Your task is to copy the listing exactly, with the pictures left out.

START

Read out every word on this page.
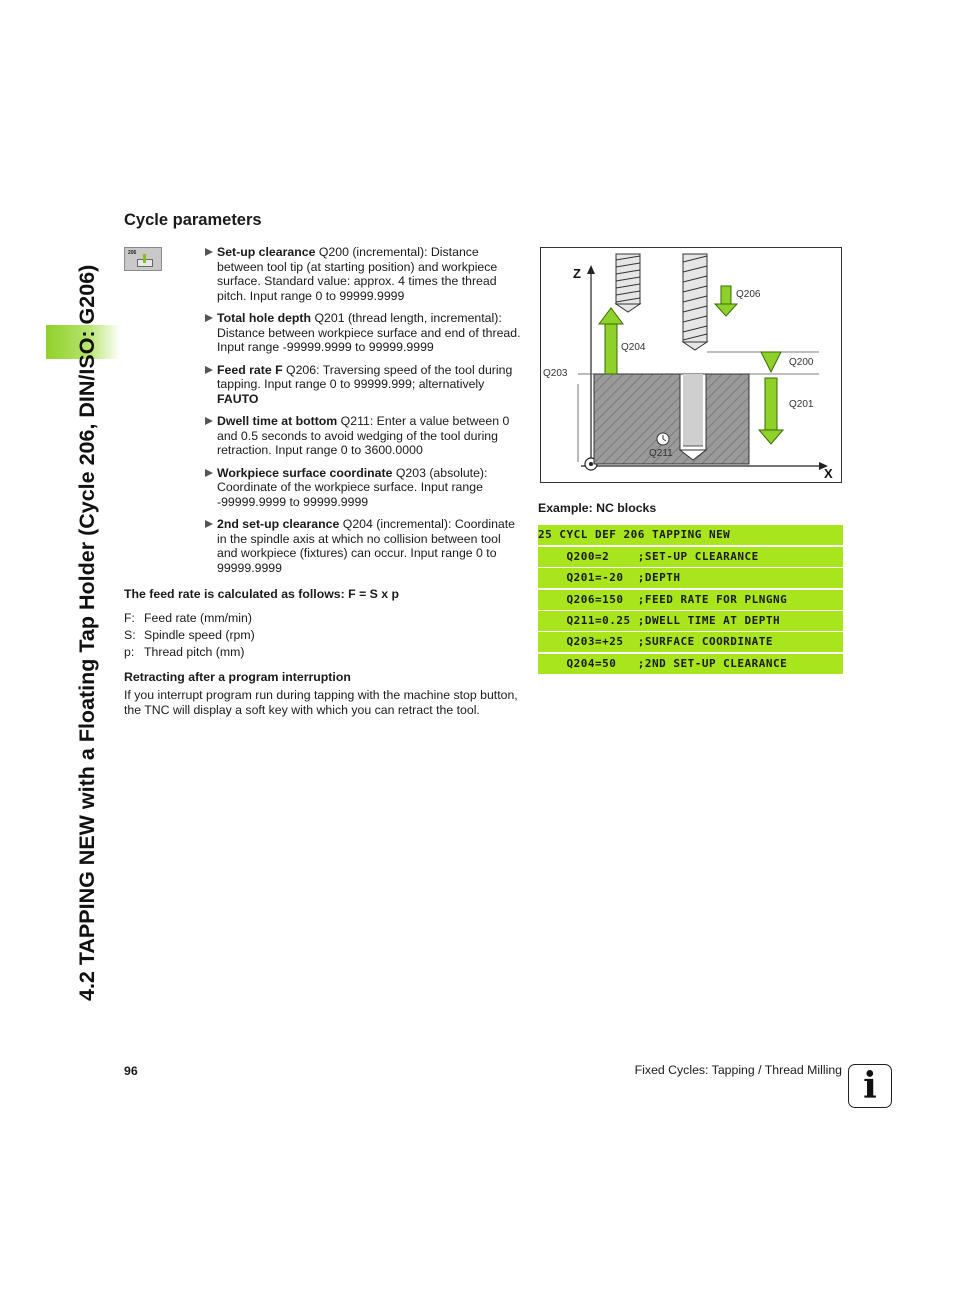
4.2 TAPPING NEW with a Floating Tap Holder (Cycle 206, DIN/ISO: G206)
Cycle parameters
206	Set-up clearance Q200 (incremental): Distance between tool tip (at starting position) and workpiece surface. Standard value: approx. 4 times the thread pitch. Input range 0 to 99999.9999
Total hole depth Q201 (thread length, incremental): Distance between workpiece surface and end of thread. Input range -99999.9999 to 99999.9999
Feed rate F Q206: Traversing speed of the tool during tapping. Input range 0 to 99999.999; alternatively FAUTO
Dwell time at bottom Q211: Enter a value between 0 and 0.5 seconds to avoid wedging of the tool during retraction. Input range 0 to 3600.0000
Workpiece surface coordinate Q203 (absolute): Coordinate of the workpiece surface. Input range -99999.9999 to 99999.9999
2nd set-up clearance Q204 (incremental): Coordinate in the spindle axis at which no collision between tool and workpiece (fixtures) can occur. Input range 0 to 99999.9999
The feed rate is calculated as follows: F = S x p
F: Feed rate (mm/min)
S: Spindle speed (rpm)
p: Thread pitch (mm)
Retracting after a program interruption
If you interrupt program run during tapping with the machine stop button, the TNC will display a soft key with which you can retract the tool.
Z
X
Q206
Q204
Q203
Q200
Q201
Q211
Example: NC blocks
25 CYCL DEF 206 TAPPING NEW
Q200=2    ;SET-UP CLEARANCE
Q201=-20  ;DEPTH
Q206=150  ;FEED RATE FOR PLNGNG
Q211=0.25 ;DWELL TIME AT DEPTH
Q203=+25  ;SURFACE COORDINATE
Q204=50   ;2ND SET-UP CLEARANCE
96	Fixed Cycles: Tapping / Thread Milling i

END

▸ **REPLY TO THE TASK**:
Read out every word on this page.
4.2 TAPPING NEW with a Floating Tap Holder (Cycle 206, DIN/ISO: G206)
Cycle parameters
206	Set-up clearance Q200 (incremental): Distance between tool tip (at starting position) and workpiece surface. Standard value: approx. 4 times the thread pitch. Input range 0 to 99999.9999
Total hole depth Q201 (thread length, incremental): Distance between workpiece surface and end of thread. Input range -99999.9999 to 99999.9999
Feed rate F Q206: Traversing speed of the tool during tapping. Input range 0 to 99999.999; alternatively FAUTO
Dwell time at bottom Q211: Enter a value between 0 and 0.5 seconds to avoid wedging of the tool during retraction. Input range 0 to 3600.0000
Workpiece surface coordinate Q203 (absolute): Coordinate of the workpiece surface. Input range -99999.9999 to 99999.9999
2nd set-up clearance Q204 (incremental): Coordinate in the spindle axis at which no collision between tool and workpiece (fixtures) can occur. Input range 0 to 99999.9999
The feed rate is calculated as follows: F = S x p
F: Feed rate (mm/min)
S: Spindle speed (rpm)
p: Thread pitch (mm)
Retracting after a program interruption
If you interrupt program run during tapping with the machine stop button, the TNC will display a soft key with which you can retract the tool.
Z
X
Q206
Q204
Q203
Q200
Q201
Q211
Example: NC blocks
25 CYCL DEF 206 TAPPING NEW
Q200=2    ;SET-UP CLEARANCE
Q201=-20  ;DEPTH
Q206=150  ;FEED RATE FOR PLNGNG
Q211=0.25 ;DWELL TIME AT DEPTH
Q203=+25  ;SURFACE COORDINATE
Q204=50   ;2ND SET-UP CLEARANCE
96	Fixed Cycles: Tapping / Thread Milling i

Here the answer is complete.